*Stated goal:* Write the records out again, precisely as they stand.

*Given entries:*
================================
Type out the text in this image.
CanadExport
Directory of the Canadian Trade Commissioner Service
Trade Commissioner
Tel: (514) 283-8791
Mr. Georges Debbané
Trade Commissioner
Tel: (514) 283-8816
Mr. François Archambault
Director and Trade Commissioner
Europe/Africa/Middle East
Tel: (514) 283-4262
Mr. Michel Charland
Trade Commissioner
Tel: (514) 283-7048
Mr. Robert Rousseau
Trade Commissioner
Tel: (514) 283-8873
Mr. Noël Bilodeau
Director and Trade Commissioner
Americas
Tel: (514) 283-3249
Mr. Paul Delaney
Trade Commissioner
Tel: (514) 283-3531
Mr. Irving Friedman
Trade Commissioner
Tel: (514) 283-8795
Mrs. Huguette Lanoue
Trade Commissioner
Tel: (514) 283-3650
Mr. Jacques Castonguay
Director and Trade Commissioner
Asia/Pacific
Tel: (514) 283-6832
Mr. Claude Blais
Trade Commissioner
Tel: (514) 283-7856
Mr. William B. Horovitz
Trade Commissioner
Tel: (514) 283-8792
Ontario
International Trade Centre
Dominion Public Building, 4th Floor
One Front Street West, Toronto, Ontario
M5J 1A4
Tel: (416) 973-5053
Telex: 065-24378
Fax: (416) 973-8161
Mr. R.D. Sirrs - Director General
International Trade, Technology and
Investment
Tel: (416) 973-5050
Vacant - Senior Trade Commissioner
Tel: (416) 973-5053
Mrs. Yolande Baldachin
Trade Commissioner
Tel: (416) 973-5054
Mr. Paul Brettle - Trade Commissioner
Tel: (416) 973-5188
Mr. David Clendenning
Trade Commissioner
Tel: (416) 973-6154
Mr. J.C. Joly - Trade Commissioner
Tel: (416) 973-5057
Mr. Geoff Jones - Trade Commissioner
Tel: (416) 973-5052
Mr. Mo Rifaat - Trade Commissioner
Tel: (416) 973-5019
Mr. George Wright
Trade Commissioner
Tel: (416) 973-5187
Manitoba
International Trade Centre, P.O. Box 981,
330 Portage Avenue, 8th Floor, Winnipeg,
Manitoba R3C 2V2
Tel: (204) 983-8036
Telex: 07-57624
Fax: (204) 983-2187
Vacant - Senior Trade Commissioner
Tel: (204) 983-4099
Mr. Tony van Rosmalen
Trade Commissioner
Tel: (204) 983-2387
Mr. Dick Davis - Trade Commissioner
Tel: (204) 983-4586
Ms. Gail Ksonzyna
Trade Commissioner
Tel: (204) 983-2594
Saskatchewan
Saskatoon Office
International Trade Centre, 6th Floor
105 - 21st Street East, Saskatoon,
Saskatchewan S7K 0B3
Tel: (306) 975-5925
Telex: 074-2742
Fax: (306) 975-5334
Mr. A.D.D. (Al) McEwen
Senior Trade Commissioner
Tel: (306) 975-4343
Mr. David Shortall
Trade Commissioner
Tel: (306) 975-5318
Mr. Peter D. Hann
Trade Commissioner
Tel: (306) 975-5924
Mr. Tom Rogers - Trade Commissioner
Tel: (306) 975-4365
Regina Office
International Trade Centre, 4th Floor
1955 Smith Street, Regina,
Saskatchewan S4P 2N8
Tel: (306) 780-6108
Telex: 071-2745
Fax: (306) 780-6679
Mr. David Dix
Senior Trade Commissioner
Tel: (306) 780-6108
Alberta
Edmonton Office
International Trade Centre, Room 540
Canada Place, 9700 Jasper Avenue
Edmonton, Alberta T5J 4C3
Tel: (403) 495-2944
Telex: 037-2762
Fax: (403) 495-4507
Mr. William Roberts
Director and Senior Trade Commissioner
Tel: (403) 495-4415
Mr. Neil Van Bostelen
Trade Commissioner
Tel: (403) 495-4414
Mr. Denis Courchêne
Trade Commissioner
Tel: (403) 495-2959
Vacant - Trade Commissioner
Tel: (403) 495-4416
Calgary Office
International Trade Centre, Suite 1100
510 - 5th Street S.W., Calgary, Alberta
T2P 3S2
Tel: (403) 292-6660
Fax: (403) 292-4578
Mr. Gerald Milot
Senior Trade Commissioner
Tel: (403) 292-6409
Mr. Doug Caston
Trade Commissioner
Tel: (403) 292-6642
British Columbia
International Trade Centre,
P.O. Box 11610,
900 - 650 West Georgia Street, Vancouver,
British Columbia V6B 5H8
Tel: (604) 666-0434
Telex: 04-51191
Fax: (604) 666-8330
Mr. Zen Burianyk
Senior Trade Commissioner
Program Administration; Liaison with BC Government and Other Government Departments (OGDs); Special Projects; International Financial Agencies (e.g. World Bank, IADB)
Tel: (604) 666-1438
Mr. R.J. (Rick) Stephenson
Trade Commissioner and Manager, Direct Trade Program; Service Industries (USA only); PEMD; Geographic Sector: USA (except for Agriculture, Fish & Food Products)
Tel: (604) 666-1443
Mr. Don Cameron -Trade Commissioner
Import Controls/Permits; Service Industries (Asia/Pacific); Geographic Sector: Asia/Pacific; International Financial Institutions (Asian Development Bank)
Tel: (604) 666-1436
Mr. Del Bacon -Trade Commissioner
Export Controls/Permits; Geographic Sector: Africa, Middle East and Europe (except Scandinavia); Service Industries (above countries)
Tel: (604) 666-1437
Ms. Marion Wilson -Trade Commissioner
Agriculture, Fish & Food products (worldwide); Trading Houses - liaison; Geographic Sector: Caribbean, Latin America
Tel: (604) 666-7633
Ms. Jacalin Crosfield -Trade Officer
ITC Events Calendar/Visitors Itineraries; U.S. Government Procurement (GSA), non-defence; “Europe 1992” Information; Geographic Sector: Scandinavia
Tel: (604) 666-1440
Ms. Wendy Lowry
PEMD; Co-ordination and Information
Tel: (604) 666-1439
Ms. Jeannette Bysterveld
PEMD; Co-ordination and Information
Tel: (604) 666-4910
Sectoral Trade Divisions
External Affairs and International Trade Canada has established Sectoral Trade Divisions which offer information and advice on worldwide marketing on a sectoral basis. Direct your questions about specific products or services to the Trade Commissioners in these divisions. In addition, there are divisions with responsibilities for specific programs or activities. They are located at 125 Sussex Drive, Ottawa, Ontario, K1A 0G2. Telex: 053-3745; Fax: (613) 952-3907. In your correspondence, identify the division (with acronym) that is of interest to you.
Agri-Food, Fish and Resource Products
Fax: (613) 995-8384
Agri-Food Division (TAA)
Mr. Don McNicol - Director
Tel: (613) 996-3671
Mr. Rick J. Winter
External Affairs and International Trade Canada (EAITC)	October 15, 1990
================================
*Full answer:*
Type out the text in this image.
CanadExport
Directory of the Canadian Trade Commissioner Service
Trade Commissioner
Tel: (514) 283-8791
Mr. Georges Debbané
Trade Commissioner
Tel: (514) 283-8816
Mr. François Archambault
Director and Trade Commissioner
Europe/Africa/Middle East
Tel: (514) 283-4262
Mr. Michel Charland
Trade Commissioner
Tel: (514) 283-7048
Mr. Robert Rousseau
Trade Commissioner
Tel: (514) 283-8873
Mr. Noël Bilodeau
Director and Trade Commissioner
Americas
Tel: (514) 283-3249
Mr. Paul Delaney
Trade Commissioner
Tel: (514) 283-3531
Mr. Irving Friedman
Trade Commissioner
Tel: (514) 283-8795
Mrs. Huguette Lanoue
Trade Commissioner
Tel: (514) 283-3650
Mr. Jacques Castonguay
Director and Trade Commissioner
Asia/Pacific
Tel: (514) 283-6832
Mr. Claude Blais
Trade Commissioner
Tel: (514) 283-7856
Mr. William B. Horovitz
Trade Commissioner
Tel: (514) 283-8792
Ontario
International Trade Centre
Dominion Public Building, 4th Floor
One Front Street West, Toronto, Ontario
M5J 1A4
Tel: (416) 973-5053
Telex: 065-24378
Fax: (416) 973-8161
Mr. R.D. Sirrs - Director General
International Trade, Technology and
Investment
Tel: (416) 973-5050
Vacant - Senior Trade Commissioner
Tel: (416) 973-5053
Mrs. Yolande Baldachin
Trade Commissioner
Tel: (416) 973-5054
Mr. Paul Brettle - Trade Commissioner
Tel: (416) 973-5188
Mr. David Clendenning
Trade Commissioner
Tel: (416) 973-6154
Mr. J.C. Joly - Trade Commissioner
Tel: (416) 973-5057
Mr. Geoff Jones - Trade Commissioner
Tel: (416) 973-5052
Mr. Mo Rifaat - Trade Commissioner
Tel: (416) 973-5019
Mr. George Wright
Trade Commissioner
Tel: (416) 973-5187
Manitoba
International Trade Centre, P.O. Box 981,
330 Portage Avenue, 8th Floor, Winnipeg,
Manitoba R3C 2V2
Tel: (204) 983-8036
Telex: 07-57624
Fax: (204) 983-2187
Vacant - Senior Trade Commissioner
Tel: (204) 983-4099
Mr. Tony van Rosmalen
Trade Commissioner
Tel: (204) 983-2387
Mr. Dick Davis - Trade Commissioner
Tel: (204) 983-4586
Ms. Gail Ksonzyna
Trade Commissioner
Tel: (204) 983-2594
Saskatchewan
Saskatoon Office
International Trade Centre, 6th Floor
105 - 21st Street East, Saskatoon,
Saskatchewan S7K 0B3
Tel: (306) 975-5925
Telex: 074-2742
Fax: (306) 975-5334
Mr. A.D.D. (Al) McEwen
Senior Trade Commissioner
Tel: (306) 975-4343
Mr. David Shortall
Trade Commissioner
Tel: (306) 975-5318
Mr. Peter D. Hann
Trade Commissioner
Tel: (306) 975-5924
Mr. Tom Rogers - Trade Commissioner
Tel: (306) 975-4365
Regina Office
International Trade Centre, 4th Floor
1955 Smith Street, Regina,
Saskatchewan S4P 2N8
Tel: (306) 780-6108
Telex: 071-2745
Fax: (306) 780-6679
Mr. David Dix
Senior Trade Commissioner
Tel: (306) 780-6108
Alberta
Edmonton Office
International Trade Centre, Room 540
Canada Place, 9700 Jasper Avenue
Edmonton, Alberta T5J 4C3
Tel: (403) 495-2944
Telex: 037-2762
Fax: (403) 495-4507
Mr. William Roberts
Director and Senior Trade Commissioner
Tel: (403) 495-4415
Mr. Neil Van Bostelen
Trade Commissioner
Tel: (403) 495-4414
Mr. Denis Courchêne
Trade Commissioner
Tel: (403) 495-2959
Vacant - Trade Commissioner
Tel: (403) 495-4416
Calgary Office
International Trade Centre, Suite 1100
510 - 5th Street S.W., Calgary, Alberta
T2P 3S2
Tel: (403) 292-6660
Fax: (403) 292-4578
Mr. Gerald Milot
Senior Trade Commissioner
Tel: (403) 292-6409
Mr. Doug Caston
Trade Commissioner
Tel: (403) 292-6642
British Columbia
International Trade Centre,
P.O. Box 11610,
900 - 650 West Georgia Street, Vancouver,
British Columbia V6B 5H8
Tel: (604) 666-0434
Telex: 04-51191
Fax: (604) 666-8330
Mr. Zen Burianyk
Senior Trade Commissioner
Program Administration; Liaison with BC Government and Other Government Departments (OGDs); Special Projects; International Financial Agencies (e.g. World Bank, IADB)
Tel: (604) 666-1438
Mr. R.J. (Rick) Stephenson
Trade Commissioner and Manager, Direct Trade Program; Service Industries (USA only); PEMD; Geographic Sector: USA (except for Agriculture, Fish & Food Products)
Tel: (604) 666-1443
Mr. Don Cameron -Trade Commissioner
Import Controls/Permits; Service Industries (Asia/Pacific); Geographic Sector: Asia/Pacific; International Financial Institutions (Asian Development Bank)
Tel: (604) 666-1436
Mr. Del Bacon -Trade Commissioner
Export Controls/Permits; Geographic Sector: Africa, Middle East and Europe (except Scandinavia); Service Industries (above countries)
Tel: (604) 666-1437
Ms. Marion Wilson -Trade Commissioner
Agriculture, Fish & Food products (worldwide); Trading Houses - liaison; Geographic Sector: Caribbean, Latin America
Tel: (604) 666-7633
Ms. Jacalin Crosfield -Trade Officer
ITC Events Calendar/Visitors Itineraries; U.S. Government Procurement (GSA), non-defence; “Europe 1992” Information; Geographic Sector: Scandinavia
Tel: (604) 666-1440
Ms. Wendy Lowry
PEMD; Co-ordination and Information
Tel: (604) 666-1439
Ms. Jeannette Bysterveld
PEMD; Co-ordination and Information
Tel: (604) 666-4910
Sectoral Trade Divisions
External Affairs and International Trade Canada has established Sectoral Trade Divisions which offer information and advice on worldwide marketing on a sectoral basis. Direct your questions about specific products or services to the Trade Commissioners in these divisions. In addition, there are divisions with responsibilities for specific programs or activities. They are located at 125 Sussex Drive, Ottawa, Ontario, K1A 0G2. Telex: 053-3745; Fax: (613) 952-3907. In your correspondence, identify the division (with acronym) that is of interest to you.
Agri-Food, Fish and Resource Products
Fax: (613) 995-8384
Agri-Food Division (TAA)
Mr. Don McNicol - Director
Tel: (613) 996-3671
Mr. Rick J. Winter
External Affairs and International Trade Canada (EAITC)	October 15, 1990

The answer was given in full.